* _Short exercise_:
Identify every line containing the word "trình" and reproduce each one.
** START OF Given data **
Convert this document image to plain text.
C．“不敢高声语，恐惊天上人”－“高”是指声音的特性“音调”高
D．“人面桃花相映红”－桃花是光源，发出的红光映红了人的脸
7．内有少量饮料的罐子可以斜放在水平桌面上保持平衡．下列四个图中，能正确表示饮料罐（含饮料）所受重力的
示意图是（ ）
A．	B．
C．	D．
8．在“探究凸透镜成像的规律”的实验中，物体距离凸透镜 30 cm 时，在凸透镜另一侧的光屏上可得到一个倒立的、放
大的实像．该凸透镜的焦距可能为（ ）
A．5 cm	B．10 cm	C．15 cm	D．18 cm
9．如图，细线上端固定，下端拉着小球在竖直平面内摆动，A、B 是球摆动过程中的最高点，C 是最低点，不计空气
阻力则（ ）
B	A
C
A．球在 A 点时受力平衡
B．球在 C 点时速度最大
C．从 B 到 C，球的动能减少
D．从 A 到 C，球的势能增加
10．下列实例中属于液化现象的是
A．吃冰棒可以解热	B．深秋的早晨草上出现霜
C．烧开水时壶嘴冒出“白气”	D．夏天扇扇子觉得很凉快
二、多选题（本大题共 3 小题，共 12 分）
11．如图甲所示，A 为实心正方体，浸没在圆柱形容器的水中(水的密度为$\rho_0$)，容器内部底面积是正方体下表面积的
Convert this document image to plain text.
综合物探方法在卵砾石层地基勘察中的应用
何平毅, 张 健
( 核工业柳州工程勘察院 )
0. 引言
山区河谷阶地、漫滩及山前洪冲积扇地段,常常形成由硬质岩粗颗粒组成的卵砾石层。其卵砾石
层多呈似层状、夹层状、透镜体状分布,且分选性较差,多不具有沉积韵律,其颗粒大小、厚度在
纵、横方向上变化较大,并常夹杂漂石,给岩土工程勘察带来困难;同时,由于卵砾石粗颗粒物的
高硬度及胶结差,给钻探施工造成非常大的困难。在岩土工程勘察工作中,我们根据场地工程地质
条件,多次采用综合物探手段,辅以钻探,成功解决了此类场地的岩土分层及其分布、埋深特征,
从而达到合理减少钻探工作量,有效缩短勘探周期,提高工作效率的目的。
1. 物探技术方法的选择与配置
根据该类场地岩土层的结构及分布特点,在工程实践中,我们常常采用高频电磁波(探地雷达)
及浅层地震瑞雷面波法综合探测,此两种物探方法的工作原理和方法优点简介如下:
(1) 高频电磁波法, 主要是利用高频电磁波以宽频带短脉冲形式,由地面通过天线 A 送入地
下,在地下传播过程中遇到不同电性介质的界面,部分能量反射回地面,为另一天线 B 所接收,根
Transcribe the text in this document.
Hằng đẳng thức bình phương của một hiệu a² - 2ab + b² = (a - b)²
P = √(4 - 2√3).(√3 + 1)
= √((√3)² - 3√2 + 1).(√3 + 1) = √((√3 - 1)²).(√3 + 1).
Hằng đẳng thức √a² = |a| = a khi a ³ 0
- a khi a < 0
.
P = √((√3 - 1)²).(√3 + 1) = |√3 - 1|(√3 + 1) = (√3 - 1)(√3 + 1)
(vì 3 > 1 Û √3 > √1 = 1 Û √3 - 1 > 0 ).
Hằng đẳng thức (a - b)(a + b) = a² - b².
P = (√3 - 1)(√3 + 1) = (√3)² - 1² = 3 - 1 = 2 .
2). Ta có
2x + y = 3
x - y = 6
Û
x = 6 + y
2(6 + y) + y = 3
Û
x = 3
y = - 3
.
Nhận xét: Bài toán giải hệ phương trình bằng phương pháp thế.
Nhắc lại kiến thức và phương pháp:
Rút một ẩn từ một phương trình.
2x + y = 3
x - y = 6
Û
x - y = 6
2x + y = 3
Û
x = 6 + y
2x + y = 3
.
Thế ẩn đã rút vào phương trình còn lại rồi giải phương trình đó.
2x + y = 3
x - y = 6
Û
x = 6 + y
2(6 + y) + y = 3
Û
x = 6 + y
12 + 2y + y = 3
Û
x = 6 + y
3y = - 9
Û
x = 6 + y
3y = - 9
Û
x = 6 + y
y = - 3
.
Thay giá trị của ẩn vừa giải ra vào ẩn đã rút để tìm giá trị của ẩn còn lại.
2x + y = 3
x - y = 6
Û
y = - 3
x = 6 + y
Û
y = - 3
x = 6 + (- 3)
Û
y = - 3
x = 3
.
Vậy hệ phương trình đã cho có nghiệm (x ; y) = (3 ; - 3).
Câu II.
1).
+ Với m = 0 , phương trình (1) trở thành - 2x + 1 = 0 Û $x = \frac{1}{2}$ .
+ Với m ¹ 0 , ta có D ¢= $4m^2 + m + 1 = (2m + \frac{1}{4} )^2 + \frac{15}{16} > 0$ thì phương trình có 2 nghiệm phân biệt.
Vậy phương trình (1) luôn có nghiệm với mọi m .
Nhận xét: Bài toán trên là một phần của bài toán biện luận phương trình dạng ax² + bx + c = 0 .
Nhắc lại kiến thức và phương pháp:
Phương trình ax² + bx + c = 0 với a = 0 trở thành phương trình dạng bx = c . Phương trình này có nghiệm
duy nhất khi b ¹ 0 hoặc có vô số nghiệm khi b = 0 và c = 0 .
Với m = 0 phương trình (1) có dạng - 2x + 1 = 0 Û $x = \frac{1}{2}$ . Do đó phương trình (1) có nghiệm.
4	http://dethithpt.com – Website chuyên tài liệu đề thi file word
** END OF Given data **
* _Correct output_:
Nhận xét: Bài toán giải hệ phương trình bằng phương pháp thế.
Rút một ẩn từ một phương trình.
Thế ẩn đã rút vào phương trình còn lại rồi giải phương trình đó.
Vậy hệ phương trình đã cho có nghiệm (x ; y) = (3 ; - 3).
+ Với m = 0 , phương trình (1) trở thành - 2x + 1 = 0 Û $x = \frac{1}{2}$ .
+ Với m ¹ 0 , ta có D ¢= $4m^2 + m + 1 = (2m + \frac{1}{4} )^2 + \frac{15}{16} > 0$ thì phương trình có 2 nghiệm phân biệt.
Vậy phương trình (1) luôn có nghiệm với mọi m .
Nhận xét: Bài toán trên là một phần của bài toán biện luận phương trình dạng ax² + bx + c = 0 .
Phương trình ax² + bx + c = 0 với a = 0 trở thành phương trình dạng bx = c . Phương trình này có nghiệm
Với m = 0 phương trình (1) có dạng - 2x + 1 = 0 Û $x = \frac{1}{2}$ . Do đó phương trình (1) có nghiệm.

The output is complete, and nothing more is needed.